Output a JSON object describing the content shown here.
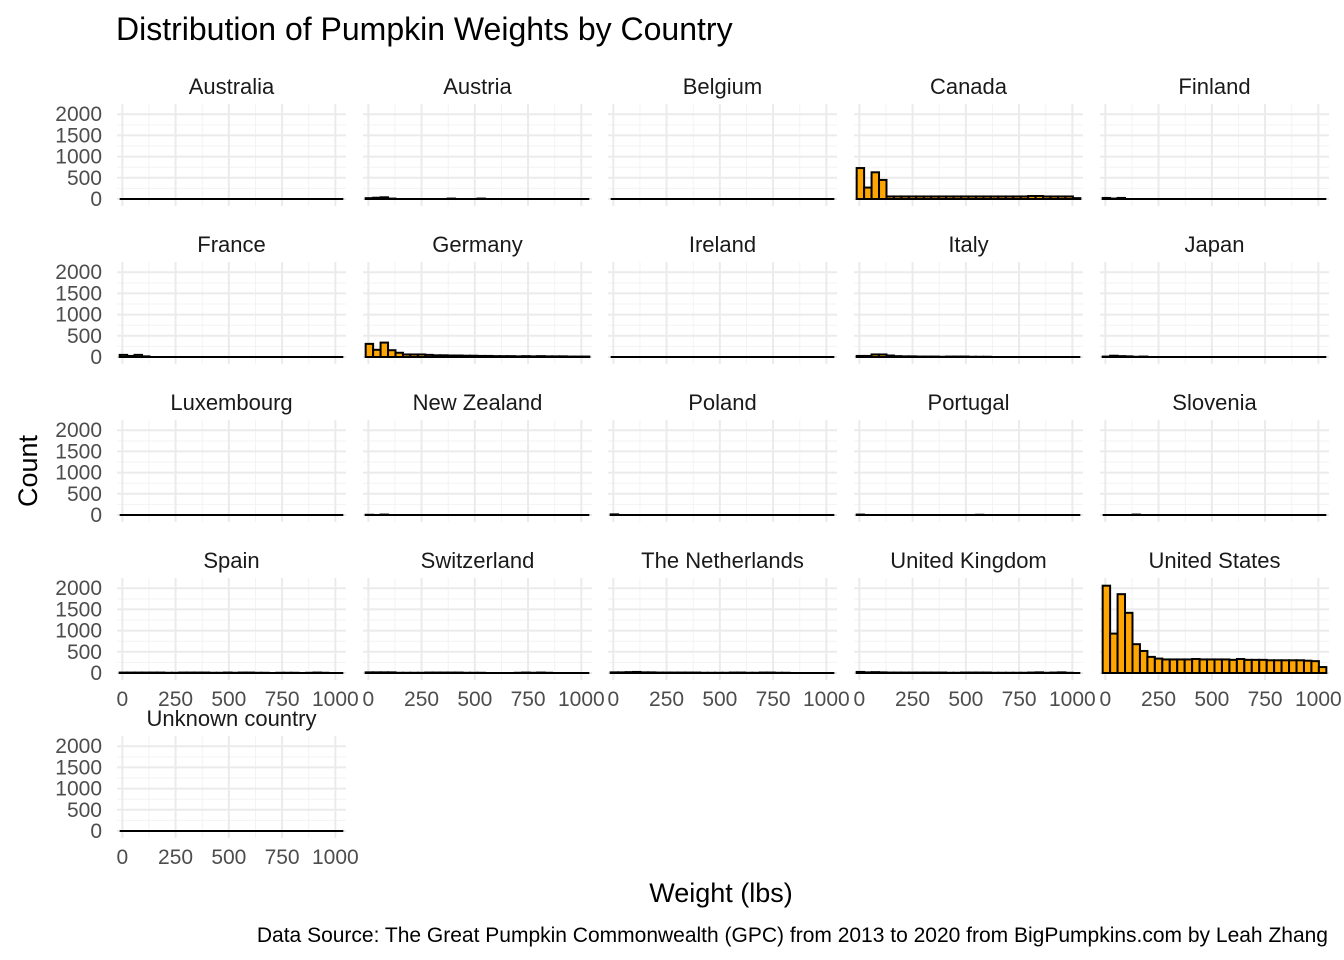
{
  "chart_data": {
    "type": "bar",
    "subtype": "faceted-histogram",
    "title": "Distribution of Pumpkin Weights by Country",
    "xlabel": "Weight (lbs)",
    "ylabel": "Count",
    "caption": "Data Source: The Great Pumpkin Commonwealth (GPC) from 2013 to 2020 from BigPumpkins.com by Leah Zhang",
    "xlim": [
      -25,
      1050
    ],
    "ylim": [
      0,
      2100
    ],
    "x_ticks": [
      0,
      250,
      500,
      750,
      1000
    ],
    "x_tick_labels": [
      "0",
      "250",
      "500",
      "750",
      "1000"
    ],
    "y_ticks": [
      0,
      500,
      1000,
      1500,
      2000
    ],
    "y_tick_labels": [
      "0",
      "500",
      "1000",
      "1500",
      "2000"
    ],
    "grid": true,
    "bar_fill": "#FFA500",
    "bar_outline": "#000000",
    "bin_start": -12.5,
    "bin_width": 35,
    "bin_count": 30,
    "facets": [
      {
        "name": "Australia",
        "values": [
          0,
          0,
          0,
          0,
          0,
          0,
          0,
          0,
          0,
          0,
          0,
          0,
          0,
          0,
          0,
          0,
          0,
          0,
          0,
          0,
          0,
          0,
          0,
          0,
          0,
          0,
          0,
          0,
          0,
          0
        ]
      },
      {
        "name": "Austria",
        "values": [
          20,
          30,
          40,
          10,
          0,
          0,
          0,
          0,
          0,
          0,
          0,
          10,
          0,
          0,
          0,
          10,
          0,
          0,
          0,
          0,
          0,
          0,
          0,
          0,
          0,
          0,
          0,
          0,
          0,
          0
        ]
      },
      {
        "name": "Belgium",
        "values": [
          0,
          0,
          0,
          0,
          0,
          0,
          0,
          0,
          0,
          0,
          0,
          0,
          0,
          0,
          0,
          0,
          0,
          0,
          0,
          0,
          0,
          0,
          0,
          0,
          0,
          0,
          0,
          0,
          0,
          0
        ]
      },
      {
        "name": "Canada",
        "values": [
          730,
          270,
          630,
          450,
          60,
          60,
          60,
          60,
          60,
          60,
          60,
          60,
          60,
          60,
          60,
          60,
          60,
          60,
          60,
          60,
          60,
          60,
          60,
          70,
          70,
          60,
          60,
          60,
          60,
          20
        ]
      },
      {
        "name": "Finland",
        "values": [
          25,
          10,
          25,
          0,
          0,
          0,
          0,
          0,
          0,
          0,
          0,
          0,
          0,
          0,
          0,
          0,
          0,
          0,
          0,
          0,
          0,
          0,
          0,
          0,
          0,
          0,
          0,
          0,
          0,
          0
        ]
      },
      {
        "name": "France",
        "values": [
          50,
          25,
          50,
          15,
          0,
          0,
          0,
          0,
          0,
          0,
          0,
          0,
          0,
          0,
          0,
          0,
          0,
          0,
          0,
          0,
          0,
          0,
          0,
          0,
          0,
          0,
          0,
          0,
          0,
          0
        ]
      },
      {
        "name": "Germany",
        "values": [
          310,
          170,
          340,
          160,
          100,
          60,
          60,
          60,
          50,
          40,
          40,
          35,
          35,
          30,
          30,
          25,
          25,
          20,
          20,
          20,
          15,
          20,
          15,
          20,
          15,
          15,
          15,
          10,
          10,
          10
        ]
      },
      {
        "name": "Ireland",
        "values": [
          0,
          0,
          0,
          0,
          0,
          0,
          0,
          0,
          0,
          0,
          0,
          0,
          0,
          0,
          0,
          0,
          0,
          0,
          0,
          0,
          0,
          0,
          0,
          0,
          0,
          0,
          0,
          0,
          0,
          0
        ]
      },
      {
        "name": "Italy",
        "values": [
          25,
          25,
          60,
          60,
          35,
          20,
          15,
          15,
          10,
          10,
          10,
          5,
          10,
          10,
          10,
          5,
          5,
          5,
          0,
          0,
          0,
          0,
          0,
          0,
          0,
          0,
          0,
          0,
          0,
          0
        ]
      },
      {
        "name": "Japan",
        "values": [
          10,
          30,
          20,
          15,
          5,
          10,
          0,
          0,
          0,
          0,
          0,
          0,
          0,
          0,
          0,
          0,
          0,
          0,
          0,
          0,
          0,
          0,
          0,
          0,
          0,
          0,
          0,
          0,
          0,
          0
        ]
      },
      {
        "name": "Luxembourg",
        "values": [
          0,
          0,
          0,
          0,
          0,
          0,
          0,
          0,
          0,
          0,
          0,
          0,
          0,
          0,
          0,
          0,
          0,
          0,
          0,
          0,
          0,
          0,
          0,
          0,
          0,
          0,
          0,
          0,
          0,
          0
        ]
      },
      {
        "name": "New Zealand",
        "values": [
          5,
          0,
          10,
          0,
          0,
          0,
          0,
          0,
          0,
          0,
          0,
          0,
          0,
          0,
          0,
          0,
          0,
          0,
          0,
          0,
          0,
          0,
          0,
          0,
          0,
          0,
          0,
          0,
          0,
          0
        ]
      },
      {
        "name": "Poland",
        "values": [
          15,
          0,
          0,
          0,
          0,
          0,
          0,
          0,
          0,
          0,
          0,
          0,
          0,
          0,
          0,
          0,
          0,
          0,
          0,
          0,
          0,
          0,
          0,
          0,
          0,
          0,
          0,
          0,
          0,
          0
        ]
      },
      {
        "name": "Portugal",
        "values": [
          10,
          0,
          0,
          0,
          0,
          0,
          0,
          0,
          0,
          0,
          0,
          0,
          0,
          0,
          0,
          0,
          5,
          0,
          0,
          0,
          0,
          0,
          0,
          0,
          0,
          0,
          0,
          0,
          0,
          0
        ]
      },
      {
        "name": "Slovenia",
        "values": [
          0,
          0,
          0,
          0,
          10,
          0,
          0,
          0,
          0,
          0,
          0,
          0,
          0,
          0,
          0,
          0,
          0,
          0,
          0,
          0,
          0,
          0,
          0,
          0,
          0,
          0,
          0,
          0,
          0,
          0
        ]
      },
      {
        "name": "Spain",
        "values": [
          10,
          10,
          10,
          10,
          10,
          10,
          5,
          5,
          10,
          10,
          10,
          10,
          5,
          5,
          10,
          5,
          10,
          10,
          5,
          5,
          0,
          5,
          5,
          5,
          0,
          5,
          10,
          5,
          0,
          0
        ]
      },
      {
        "name": "Switzerland",
        "values": [
          15,
          15,
          15,
          15,
          5,
          5,
          5,
          5,
          10,
          10,
          10,
          10,
          10,
          5,
          5,
          5,
          0,
          0,
          0,
          0,
          5,
          10,
          5,
          10,
          5,
          0,
          0,
          0,
          0,
          0
        ]
      },
      {
        "name": "The Netherlands",
        "values": [
          15,
          15,
          20,
          25,
          15,
          15,
          10,
          10,
          10,
          10,
          10,
          10,
          5,
          5,
          5,
          5,
          10,
          10,
          5,
          5,
          10,
          10,
          5,
          5,
          0,
          0,
          0,
          0,
          0,
          0
        ]
      },
      {
        "name": "United Kingdom",
        "values": [
          25,
          15,
          20,
          15,
          10,
          10,
          10,
          10,
          10,
          10,
          10,
          10,
          5,
          5,
          10,
          10,
          10,
          10,
          5,
          5,
          5,
          5,
          5,
          10,
          15,
          5,
          10,
          15,
          5,
          0
        ]
      },
      {
        "name": "United States",
        "values": [
          2060,
          930,
          1860,
          1420,
          680,
          520,
          380,
          340,
          320,
          320,
          320,
          320,
          330,
          320,
          320,
          320,
          320,
          310,
          330,
          310,
          310,
          310,
          300,
          300,
          300,
          300,
          300,
          290,
          280,
          140
        ]
      },
      {
        "name": "Unknown country",
        "values": [
          0,
          0,
          0,
          0,
          0,
          0,
          0,
          0,
          0,
          0,
          0,
          0,
          0,
          0,
          0,
          0,
          0,
          0,
          0,
          0,
          0,
          0,
          0,
          0,
          0,
          0,
          0,
          0,
          0,
          0
        ]
      }
    ]
  }
}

- - - -

= Aim of the exercise =
In the lines above, find each one with "Pumpkin" and list it.

= Response to this task =
    "title": "Distribution of Pumpkin Weights by Country",
    "caption": "Data Source: The Great Pumpkin Commonwealth (GPC) from 2013 to 2020 from BigPumpkins.com by Leah Zhang",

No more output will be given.